* Exercise description *
Transcribe the material verbatim in full; the pictures do not belong in the copy.

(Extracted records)
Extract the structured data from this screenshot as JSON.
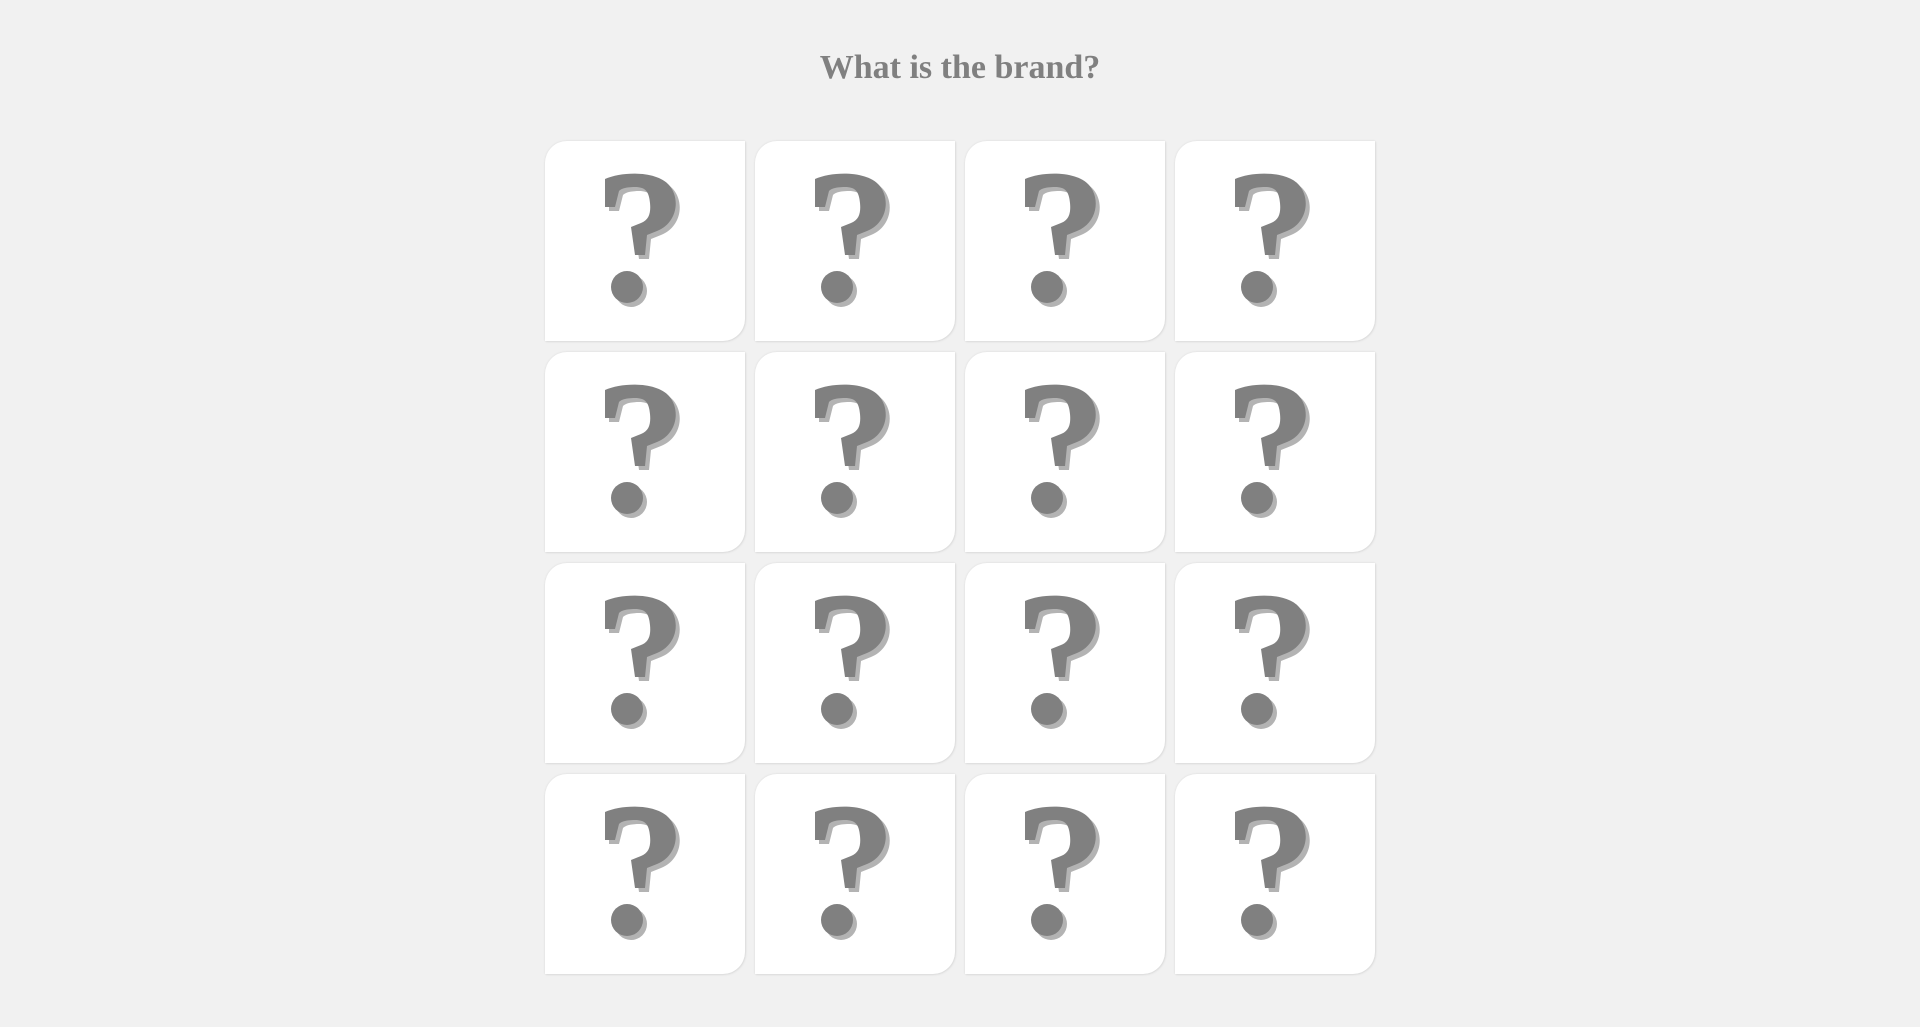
{
  "game": {
    "title": "What is the brand?"
  },
  "board": {
    "rows": 4,
    "columns": 4,
    "cards": [
      {
        "face": "question-mark-icon"
      },
      {
        "face": "question-mark-icon"
      },
      {
        "face": "question-mark-icon"
      },
      {
        "face": "question-mark-icon"
      },
      {
        "face": "question-mark-icon"
      },
      {
        "face": "question-mark-icon"
      },
      {
        "face": "question-mark-icon"
      },
      {
        "face": "question-mark-icon"
      },
      {
        "face": "question-mark-icon"
      },
      {
        "face": "question-mark-icon"
      },
      {
        "face": "question-mark-icon"
      },
      {
        "face": "question-mark-icon"
      },
      {
        "face": "question-mark-icon"
      },
      {
        "face": "question-mark-icon"
      },
      {
        "face": "question-mark-icon"
      },
      {
        "face": "question-mark-icon"
      }
    ]
  },
  "colors": {
    "background": "#f1f1f1",
    "card": "#ffffff",
    "title": "#808080",
    "glyph": "#808080",
    "glyph_shadow": "#b3b3b3"
  }
}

* Output *
Extract the structured data from this screenshot as JSON.
{
  "game": {
    "title": "What is the brand?"
  },
  "board": {
    "rows": 4,
    "columns": 4,
    "cards": [
      {
        "face": "question-mark-icon"
      },
      {
        "face": "question-mark-icon"
      },
      {
        "face": "question-mark-icon"
      },
      {
        "face": "question-mark-icon"
      },
      {
        "face": "question-mark-icon"
      },
      {
        "face": "question-mark-icon"
      },
      {
        "face": "question-mark-icon"
      },
      {
        "face": "question-mark-icon"
      },
      {
        "face": "question-mark-icon"
      },
      {
        "face": "question-mark-icon"
      },
      {
        "face": "question-mark-icon"
      },
      {
        "face": "question-mark-icon"
      },
      {
        "face": "question-mark-icon"
      },
      {
        "face": "question-mark-icon"
      },
      {
        "face": "question-mark-icon"
      },
      {
        "face": "question-mark-icon"
      }
    ]
  },
  "colors": {
    "background": "#f1f1f1",
    "card": "#ffffff",
    "title": "#808080",
    "glyph": "#808080",
    "glyph_shadow": "#b3b3b3"
  }
}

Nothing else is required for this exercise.